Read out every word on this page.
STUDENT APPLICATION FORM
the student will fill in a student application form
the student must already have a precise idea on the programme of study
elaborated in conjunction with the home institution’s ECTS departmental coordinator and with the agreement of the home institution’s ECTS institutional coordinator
-*-*-
■ WHAT YOU NEED TO DO:
Give back each line above precisely as it stands.

■ THE OUTPUT:
Read out every word on this page.
STUDENT APPLICATION FORM
the student will fill in a student application form
the student must already have a precise idea on the programme of study
elaborated in conjunction with the home institution’s ECTS departmental coordinator and with the agreement of the home institution’s ECTS institutional coordinator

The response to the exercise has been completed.